:: INSTRUCTIONS FOR THE TASK ::
Put every non-blank line of the rows below into a numbered list, covering all the rows and leaving out the pictures.

:: Spatial layout entries ::

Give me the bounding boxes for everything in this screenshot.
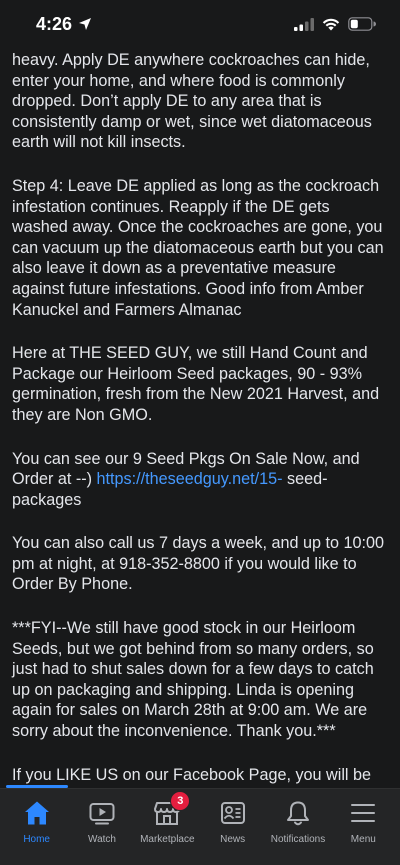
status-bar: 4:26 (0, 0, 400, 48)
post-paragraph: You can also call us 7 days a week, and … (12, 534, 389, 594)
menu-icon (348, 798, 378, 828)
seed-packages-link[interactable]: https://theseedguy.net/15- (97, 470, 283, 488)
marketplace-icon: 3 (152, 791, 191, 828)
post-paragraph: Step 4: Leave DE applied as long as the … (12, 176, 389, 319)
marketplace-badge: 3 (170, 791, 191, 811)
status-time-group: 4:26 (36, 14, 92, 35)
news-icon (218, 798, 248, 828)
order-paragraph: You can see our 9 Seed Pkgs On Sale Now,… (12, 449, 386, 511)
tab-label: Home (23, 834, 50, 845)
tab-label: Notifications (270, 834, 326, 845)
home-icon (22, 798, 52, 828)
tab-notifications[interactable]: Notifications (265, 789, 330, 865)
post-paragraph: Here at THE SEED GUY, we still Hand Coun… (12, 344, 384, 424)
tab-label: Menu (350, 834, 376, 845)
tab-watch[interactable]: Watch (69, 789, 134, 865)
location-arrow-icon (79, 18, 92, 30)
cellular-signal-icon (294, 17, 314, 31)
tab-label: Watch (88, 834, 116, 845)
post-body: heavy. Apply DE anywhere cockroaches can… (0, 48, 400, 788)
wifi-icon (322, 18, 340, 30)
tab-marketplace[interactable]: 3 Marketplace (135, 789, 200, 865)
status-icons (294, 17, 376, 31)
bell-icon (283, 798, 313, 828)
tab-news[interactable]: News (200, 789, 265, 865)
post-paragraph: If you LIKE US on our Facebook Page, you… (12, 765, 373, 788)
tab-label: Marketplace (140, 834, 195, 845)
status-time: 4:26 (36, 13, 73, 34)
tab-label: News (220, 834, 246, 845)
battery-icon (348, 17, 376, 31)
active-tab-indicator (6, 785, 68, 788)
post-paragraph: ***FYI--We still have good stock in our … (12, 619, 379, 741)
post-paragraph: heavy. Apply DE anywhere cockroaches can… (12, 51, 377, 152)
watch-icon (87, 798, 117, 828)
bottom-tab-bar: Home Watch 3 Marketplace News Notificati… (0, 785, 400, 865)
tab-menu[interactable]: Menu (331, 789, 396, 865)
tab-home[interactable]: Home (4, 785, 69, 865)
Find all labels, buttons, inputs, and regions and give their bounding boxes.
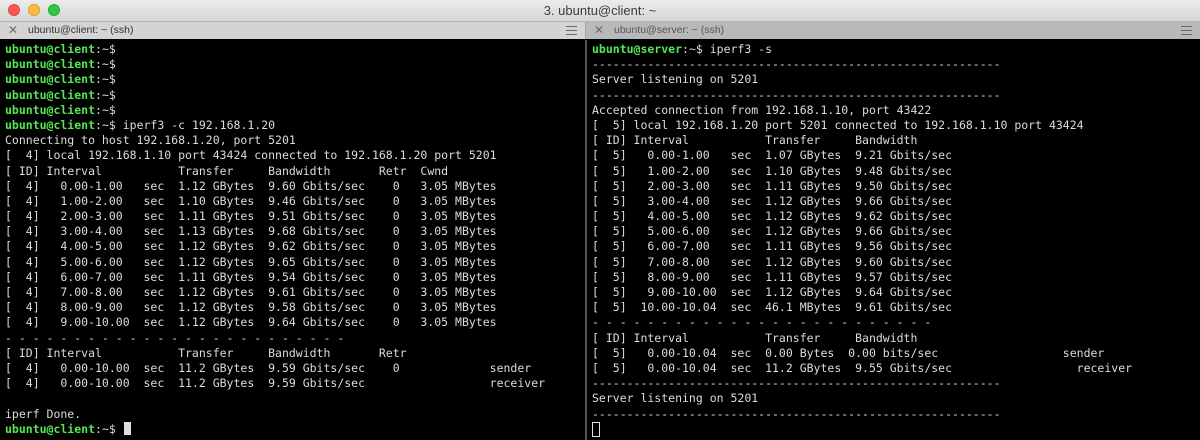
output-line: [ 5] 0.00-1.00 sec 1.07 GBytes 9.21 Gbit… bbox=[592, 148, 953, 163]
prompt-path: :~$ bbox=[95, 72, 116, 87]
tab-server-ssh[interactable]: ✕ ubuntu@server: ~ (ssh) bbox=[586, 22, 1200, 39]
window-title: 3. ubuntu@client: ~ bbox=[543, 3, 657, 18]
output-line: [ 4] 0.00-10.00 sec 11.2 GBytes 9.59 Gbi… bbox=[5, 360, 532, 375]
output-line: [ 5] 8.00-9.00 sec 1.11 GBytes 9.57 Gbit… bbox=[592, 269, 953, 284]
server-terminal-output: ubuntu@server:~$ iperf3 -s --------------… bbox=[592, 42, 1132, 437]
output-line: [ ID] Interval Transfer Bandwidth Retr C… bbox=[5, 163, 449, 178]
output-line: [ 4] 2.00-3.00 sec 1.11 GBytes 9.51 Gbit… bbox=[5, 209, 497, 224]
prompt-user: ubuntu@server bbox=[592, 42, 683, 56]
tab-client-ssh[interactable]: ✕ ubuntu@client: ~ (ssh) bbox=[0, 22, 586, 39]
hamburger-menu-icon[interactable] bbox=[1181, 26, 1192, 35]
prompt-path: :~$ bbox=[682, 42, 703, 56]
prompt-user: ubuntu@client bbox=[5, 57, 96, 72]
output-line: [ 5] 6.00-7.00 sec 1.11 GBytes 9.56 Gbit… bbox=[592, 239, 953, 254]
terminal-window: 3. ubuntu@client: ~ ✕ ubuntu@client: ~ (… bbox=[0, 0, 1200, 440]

:: WRITTEN REPLY ::
1. Give me the bounding boxes for everything in this screenshot.
2. status-bar: 4:26 (0, 0, 400, 48)
3. post-paragraph: You can also call us 7 days a week, and … (12, 534, 389, 594)
4. menu-icon (348, 798, 378, 828)
5. seed-packages-link[interactable]: https://theseedguy.net/15- (97, 470, 283, 488)
6. marketplace-icon: 3 (152, 791, 191, 828)
7. post-paragraph: Step 4: Leave DE applied as long as the … (12, 176, 389, 319)
8. marketplace-badge: 3 (170, 791, 191, 811)
9. status-time-group: 4:26 (36, 14, 92, 35)
10. news-icon (218, 798, 248, 828)
11. order-paragraph: You can see our 9 Seed Pkgs On Sale Now,… (12, 449, 386, 511)
12. tab-label: Home (23, 834, 50, 845)
13. tab-label: Notifications (270, 834, 326, 845)
14. home-icon (22, 798, 52, 828)
15. tab-notifications[interactable]: Notifications (265, 789, 330, 865)
16. post-paragraph: Here at THE SEED GUY, we still Hand Coun… (12, 344, 384, 424)
17. tab-label: Menu (350, 834, 376, 845)
18. tab-watch[interactable]: Watch (69, 789, 134, 865)
19. location-arrow-icon (79, 18, 92, 30)
20. cellular-signal-icon (294, 17, 314, 31)
21. tab-label: Watch (88, 834, 116, 845)
22. post-body: heavy. Apply DE anywhere cockroaches can… (0, 48, 400, 788)
23. wifi-icon (322, 18, 340, 30)
24. tab-marketplace[interactable]: 3 Marketplace (135, 789, 200, 865)
25. status-icons (294, 17, 376, 31)
26. bell-icon (283, 798, 313, 828)
27. tab-news[interactable]: News (200, 789, 265, 865)
28. post-paragraph: If you LIKE US on our Facebook Page, you… (12, 765, 373, 788)
29. tab-label: Marketplace (140, 834, 195, 845)
30. status-time: 4:26 (36, 13, 73, 34)
31. tab-label: News (220, 834, 246, 845)
32. battery-icon (348, 17, 376, 31)
33. active-tab-indicator (6, 785, 68, 788)
34. post-paragraph: ***FYI--We still have good stock in our … (12, 619, 379, 741)
35. post-paragraph: heavy. Apply DE anywhere cockroaches can… (12, 51, 377, 152)
36. watch-icon (87, 798, 117, 828)
37. bottom-tab-bar: Home Watch 3 Marketplace News Notificati… (0, 785, 400, 865)
38. tab-menu[interactable]: Menu (331, 789, 396, 865)
39. tab-home[interactable]: Home (4, 785, 69, 865)
40. Find all labels, buttons, inputs, and regions and give their bounding boxes.
41. output-line: [ 5] 0.00-1.00 sec 1.07 GBytes 9.21 Gbit… bbox=[592, 148, 953, 163]
42. prompt-path: :~$ bbox=[95, 72, 116, 87]
43. tab-server-ssh[interactable]: ✕ ubuntu@server: ~ (ssh) bbox=[586, 22, 1200, 39]
44. window-title: 3. ubuntu@client: ~ bbox=[543, 3, 657, 18]
45. output-line: [ 4] 0.00-10.00 sec 11.2 GBytes 9.59 Gbi… bbox=[5, 360, 532, 375]
46. output-line: [ 5] 8.00-9.00 sec 1.11 GBytes 9.57 Gbit… bbox=[592, 269, 953, 284]
47. server-terminal-output: ubuntu@server:~$ iperf3 -s --------------… bbox=[592, 42, 1132, 437]
48. output-line: [ ID] Interval Transfer Bandwidth Retr C… bbox=[5, 163, 449, 178]
49. output-line: [ 4] 2.00-3.00 sec 1.11 GBytes 9.51 Gbit… bbox=[5, 209, 497, 224]
50. prompt-user: ubuntu@server bbox=[592, 42, 683, 56]
51. tab-client-ssh[interactable]: ✕ ubuntu@client: ~ (ssh) bbox=[0, 22, 586, 39]
52. hamburger-menu-icon[interactable] bbox=[1181, 26, 1192, 35]
53. prompt-path: :~$ bbox=[682, 42, 703, 56]
54. prompt-user: ubuntu@client bbox=[5, 57, 96, 72]
55. output-line: [ 5] 6.00-7.00 sec 1.11 GBytes 9.56 Gbit… bbox=[592, 239, 953, 254]
56. terminal-window: 3. ubuntu@client: ~ ✕ ubuntu@client: ~ (… bbox=[0, 0, 1200, 440]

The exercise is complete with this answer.